Exercise goal: Gather all lines with "image" from the records.

Entries shown:
◇ ◇ ◇
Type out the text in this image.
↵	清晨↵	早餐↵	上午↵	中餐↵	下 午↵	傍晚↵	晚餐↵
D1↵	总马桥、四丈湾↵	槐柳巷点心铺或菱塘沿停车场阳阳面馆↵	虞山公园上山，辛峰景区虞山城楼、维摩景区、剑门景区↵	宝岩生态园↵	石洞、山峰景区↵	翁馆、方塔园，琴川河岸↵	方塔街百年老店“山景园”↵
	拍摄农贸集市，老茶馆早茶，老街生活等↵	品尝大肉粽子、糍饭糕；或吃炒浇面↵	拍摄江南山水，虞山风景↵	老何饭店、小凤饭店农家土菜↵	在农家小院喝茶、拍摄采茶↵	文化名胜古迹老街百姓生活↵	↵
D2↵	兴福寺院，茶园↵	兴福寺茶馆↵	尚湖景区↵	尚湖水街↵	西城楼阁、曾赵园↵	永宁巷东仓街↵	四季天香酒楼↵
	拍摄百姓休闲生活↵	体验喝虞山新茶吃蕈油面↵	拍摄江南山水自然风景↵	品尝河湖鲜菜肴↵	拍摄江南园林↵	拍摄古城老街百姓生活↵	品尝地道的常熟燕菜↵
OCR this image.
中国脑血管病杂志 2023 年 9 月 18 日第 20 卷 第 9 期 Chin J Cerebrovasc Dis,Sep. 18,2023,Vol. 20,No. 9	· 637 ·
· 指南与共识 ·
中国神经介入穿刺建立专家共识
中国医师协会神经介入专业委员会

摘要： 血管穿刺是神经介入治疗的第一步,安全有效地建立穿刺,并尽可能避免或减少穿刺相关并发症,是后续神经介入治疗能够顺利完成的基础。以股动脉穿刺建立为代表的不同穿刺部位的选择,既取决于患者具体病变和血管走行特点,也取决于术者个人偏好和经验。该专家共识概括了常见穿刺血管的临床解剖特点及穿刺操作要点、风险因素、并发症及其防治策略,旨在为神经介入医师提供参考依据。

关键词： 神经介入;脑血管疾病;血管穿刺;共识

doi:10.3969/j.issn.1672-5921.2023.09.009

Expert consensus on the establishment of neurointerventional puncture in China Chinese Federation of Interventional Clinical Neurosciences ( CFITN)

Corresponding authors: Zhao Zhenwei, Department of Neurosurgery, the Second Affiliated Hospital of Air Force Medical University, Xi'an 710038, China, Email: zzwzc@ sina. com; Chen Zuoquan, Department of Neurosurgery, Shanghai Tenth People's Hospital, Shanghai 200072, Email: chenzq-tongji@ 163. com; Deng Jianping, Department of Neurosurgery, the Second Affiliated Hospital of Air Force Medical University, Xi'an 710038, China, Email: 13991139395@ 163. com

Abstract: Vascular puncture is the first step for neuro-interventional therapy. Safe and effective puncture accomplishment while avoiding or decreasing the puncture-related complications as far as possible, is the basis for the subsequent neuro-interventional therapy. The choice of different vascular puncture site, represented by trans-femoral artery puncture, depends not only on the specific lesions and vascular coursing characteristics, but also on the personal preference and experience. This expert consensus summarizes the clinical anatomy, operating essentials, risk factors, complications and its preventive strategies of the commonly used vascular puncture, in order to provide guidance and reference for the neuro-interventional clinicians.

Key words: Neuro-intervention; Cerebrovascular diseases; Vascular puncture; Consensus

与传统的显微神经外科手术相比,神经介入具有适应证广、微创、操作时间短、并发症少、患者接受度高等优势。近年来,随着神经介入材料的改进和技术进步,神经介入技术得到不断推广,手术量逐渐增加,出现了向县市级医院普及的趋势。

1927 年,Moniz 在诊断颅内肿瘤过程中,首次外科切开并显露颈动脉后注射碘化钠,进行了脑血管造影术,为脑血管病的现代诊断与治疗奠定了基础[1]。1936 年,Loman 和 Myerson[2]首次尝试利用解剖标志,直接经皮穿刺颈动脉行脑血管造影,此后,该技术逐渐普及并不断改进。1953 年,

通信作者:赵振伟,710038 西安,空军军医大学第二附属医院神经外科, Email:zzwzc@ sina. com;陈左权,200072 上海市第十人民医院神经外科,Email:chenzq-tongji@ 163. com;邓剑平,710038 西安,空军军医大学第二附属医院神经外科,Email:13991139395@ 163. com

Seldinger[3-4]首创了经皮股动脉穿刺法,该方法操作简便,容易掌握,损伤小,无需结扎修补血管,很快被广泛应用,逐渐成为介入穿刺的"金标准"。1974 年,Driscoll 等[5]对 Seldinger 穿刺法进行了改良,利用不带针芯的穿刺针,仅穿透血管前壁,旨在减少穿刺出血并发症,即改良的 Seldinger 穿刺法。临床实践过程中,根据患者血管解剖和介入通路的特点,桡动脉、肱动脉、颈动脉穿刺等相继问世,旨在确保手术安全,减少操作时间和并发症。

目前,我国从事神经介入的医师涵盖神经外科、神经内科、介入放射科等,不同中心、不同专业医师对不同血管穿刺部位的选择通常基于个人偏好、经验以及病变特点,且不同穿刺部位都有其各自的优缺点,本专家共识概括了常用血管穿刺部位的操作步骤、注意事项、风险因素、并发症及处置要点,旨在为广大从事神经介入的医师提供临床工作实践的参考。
◇ ◇ ◇
Complete response:
Type out the text in this image.
OCR this image.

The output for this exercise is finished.